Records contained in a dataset

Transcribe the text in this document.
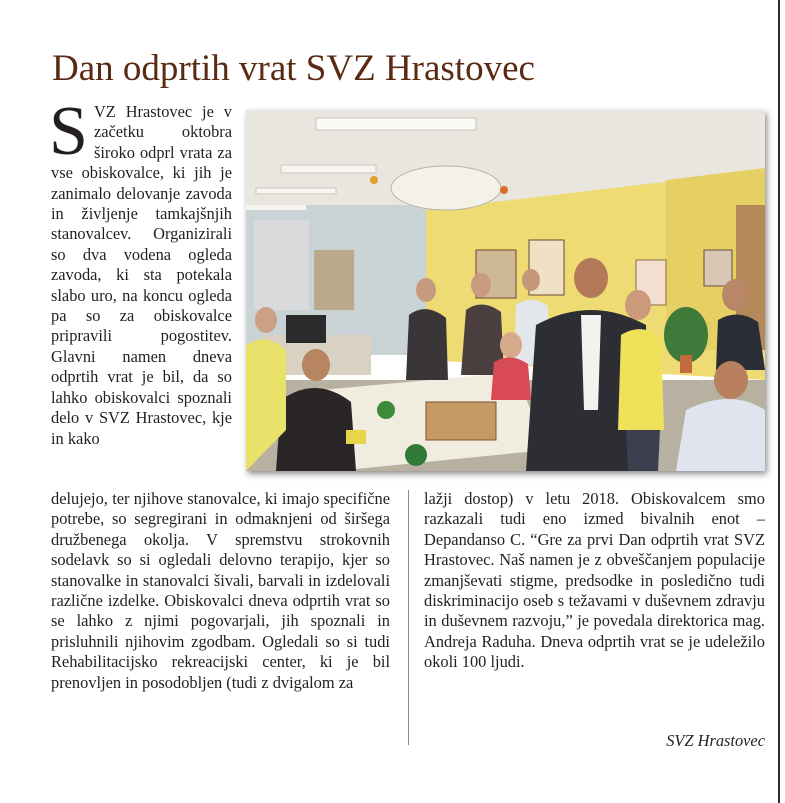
Dan odprtih vrat SVZ Hrastovec
SVZ Hrastovec je v začetku oktobra široko odprl vrata za vse obiskovalce, ki jih je zanimalo delovanje zavoda in življenje tamkajšnjih stanovalcev. Organizirali so dva vodena ogleda zavoda, ki sta potekala slabo uro, na koncu ogleda pa so za obiskovalce pripravili pogostitev. Glavni namen dneva odprtih vrat je bil, da so lahko obiskovalci spoznali delo v SVZ Hrastovec, kje in kako
delujejo, ter njihove stanovalce, ki imajo specifične potrebe, so segregirani in odmaknjeni od širšega družbenega okolja. V spremstvu strokovnih sodelavk so si ogledali delovno terapijo, kjer so stanovalke in stanovalci šivali, barvali in izdelovali različne izdelke. Obiskovalci dneva odprtih vrat so se lahko z njimi pogovarjali, jih spoznali in prisluhnili njihovim zgodbam. Ogledali so si tudi Rehabilitacijsko rekreacijski center, ki je bil prenovljen in posodobljen (tudi z dvigalom za
lažji dostop) v letu 2018. Obiskovalcem smo razkazali tudi eno izmed bivalnih enot – Depandanso C. “Gre za prvi Dan odprtih vrat SVZ Hrastovec. Naš namen je z obveščanjem populacije zmanjševati stigme, predsodke in posledično tudi diskriminacijo oseb s težavami v duševnem zdravju in duševnem razvoju,” je povedala direktorica mag. Andreja Raduha. Dneva odprtih vrat se je udeležilo okoli 100 ljudi.
SVZ Hrastovec
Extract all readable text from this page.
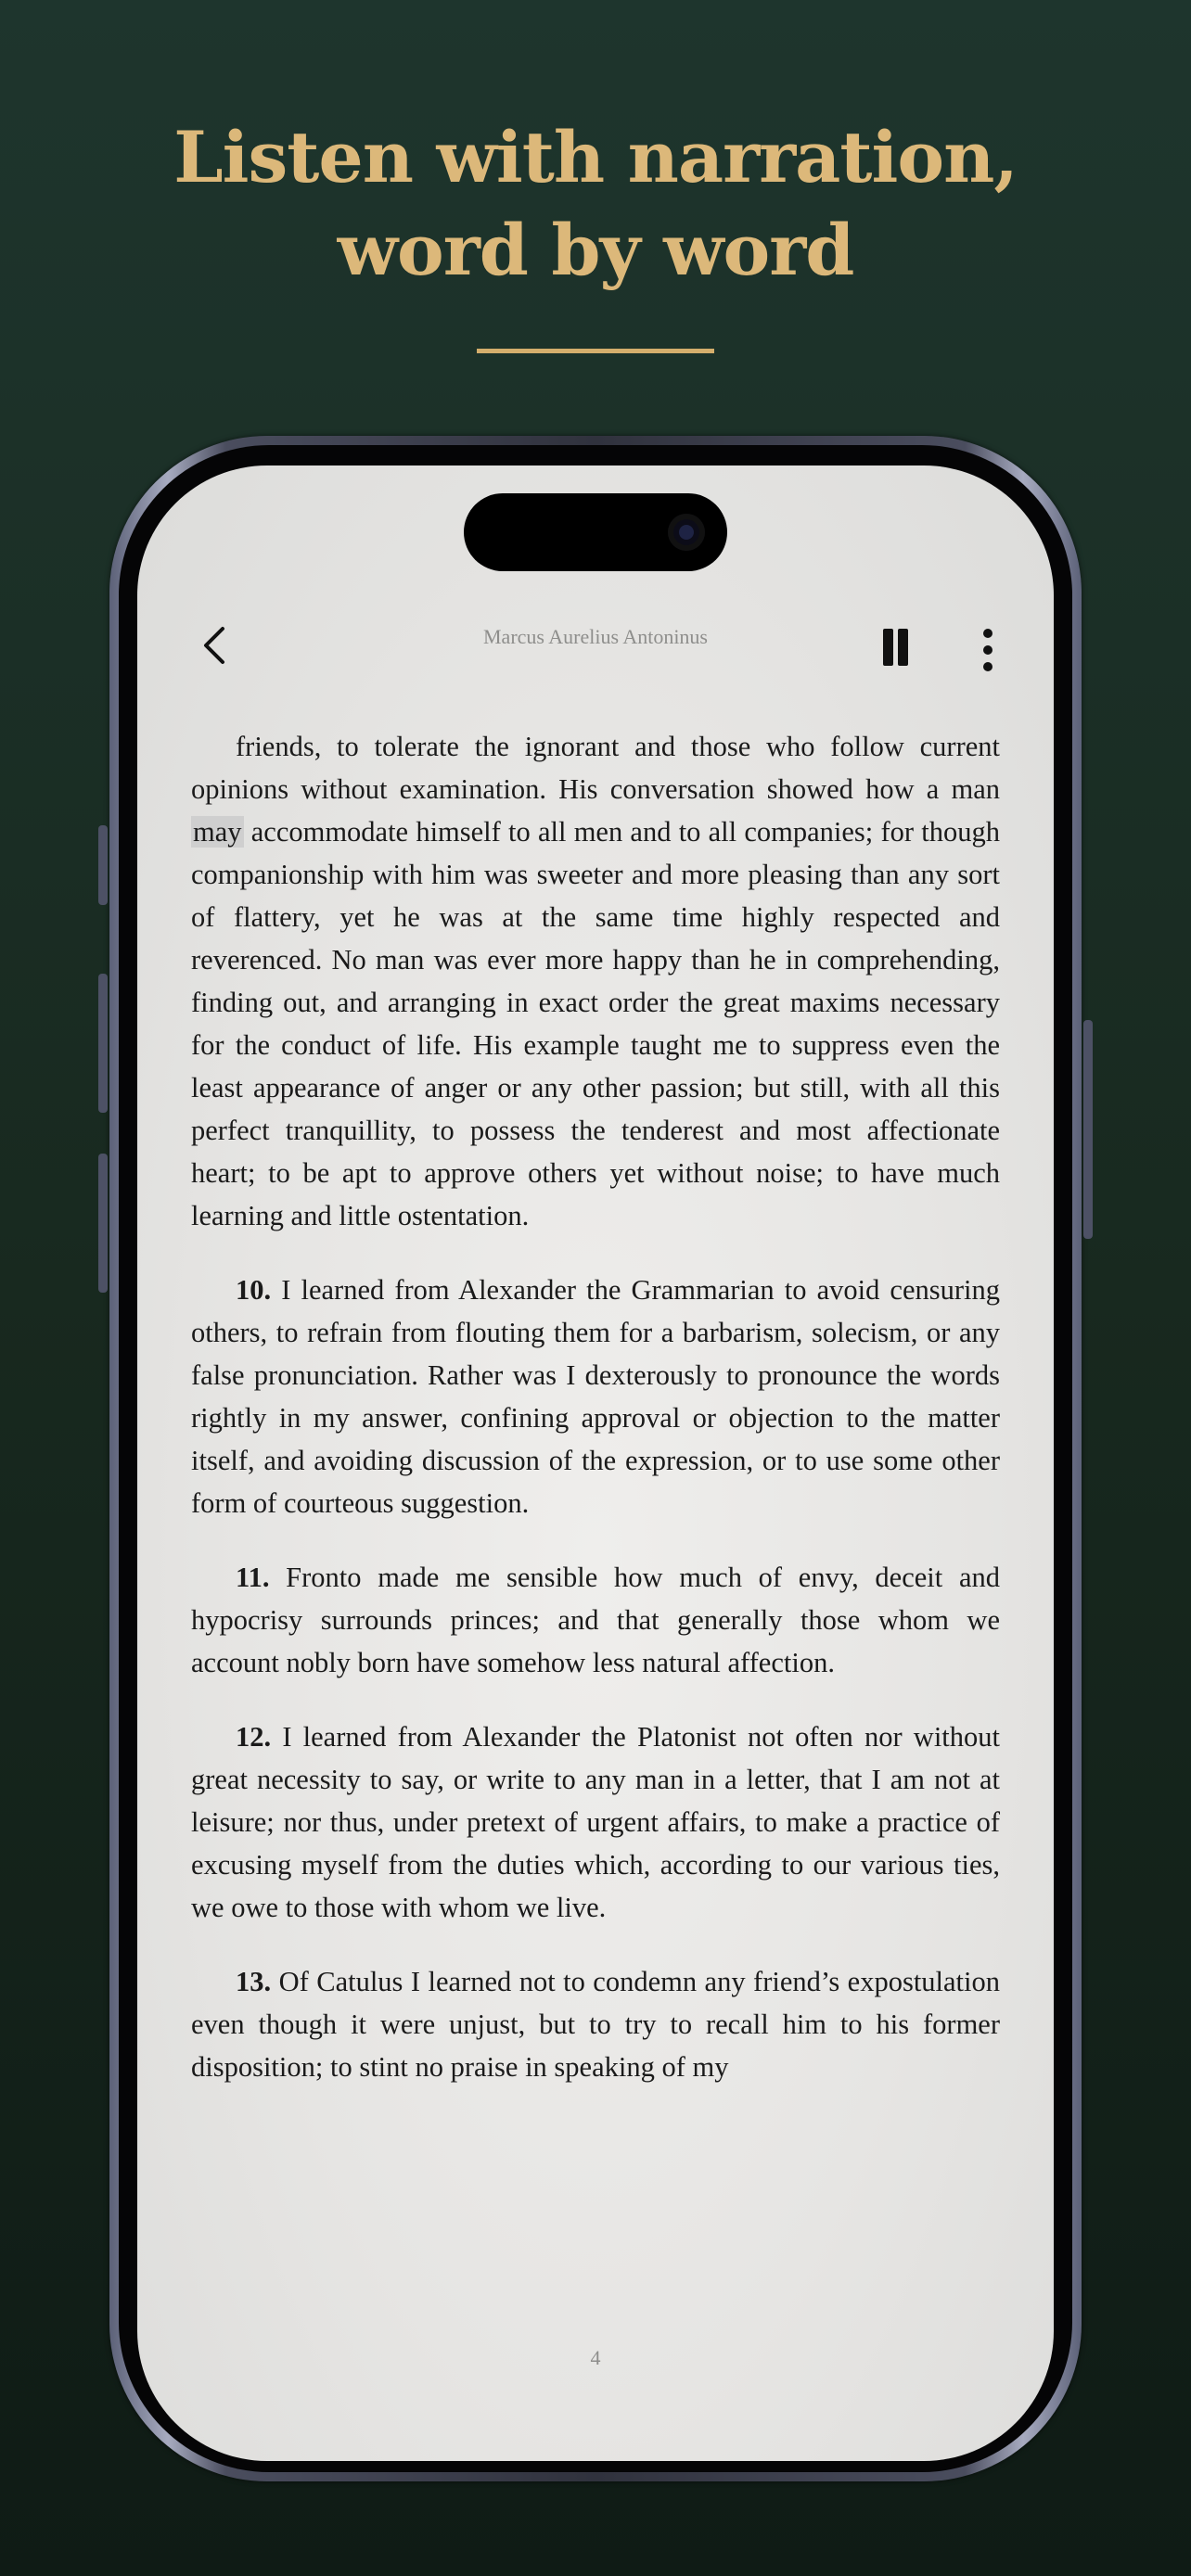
Listen with narration,
word by word
Marcus Aurelius Antoninus

friends, to tolerate the ignorant and those who follow current opinions without examination. His conversation showed how a man may accommodate himself to all men and to all companies; for though companionship with him was sweeter and more pleasing than any sort of flattery, yet he was at the same time highly respected and reverenced. No man was ever more happy than he in comprehending, finding out, and arranging in exact order the great maxims necessary for the conduct of life. His example taught me to suppress even the least appearance of anger or any other passion; but still, with all this perfect tranquillity, to possess the tenderest and most affectionate heart; to be apt to approve others yet without noise; to have much learning and little ostentation.

10. I learned from Alexander the Grammarian to avoid censuring others, to refrain from flouting them for a barbarism, solecism, or any false pronunciation. Rather was I dexterously to pronounce the words rightly in my answer, confining approval or objection to the matter itself, and avoiding discussion of the expression, or to use some other form of courteous suggestion.

11. Fronto made me sensible how much of envy, deceit and hypocrisy surrounds princes; and that generally those whom we account nobly born have somehow less natural affection.

12. I learned from Alexander the Platonist not often nor without great necessity to say, or write to any man in a letter, that I am not at leisure; nor thus, under pretext of urgent affairs, to make a practice of excusing myself from the duties which, according to our various ties, we owe to those with whom we live.

13. Of Catulus I learned not to condemn any friend’s expostulation even though it were unjust, but to try to recall him to his former disposition; to stint no praise in speaking of my

4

__Short task__.
Gather from the entries above all lines that include the string "Alexander".

__Response__.
10. I learned from Alexander the Grammarian to avoid censuring others, to refrain from flouting them for a barbarism, solecism, or any false pronunciation. Rather was I dexterously to pronounce the words rightly in my answer, confining approval or objection to the matter itself, and avoiding discussion of the expression, or to use some other form of courteous suggestion.
12. I learned from Alexander the Platonist not often nor without great necessity to say, or write to any man in a letter, that I am not at leisure; nor thus, under pretext of urgent affairs, to make a practice of excusing myself from the duties which, according to our various ties, we owe to those with whom we live.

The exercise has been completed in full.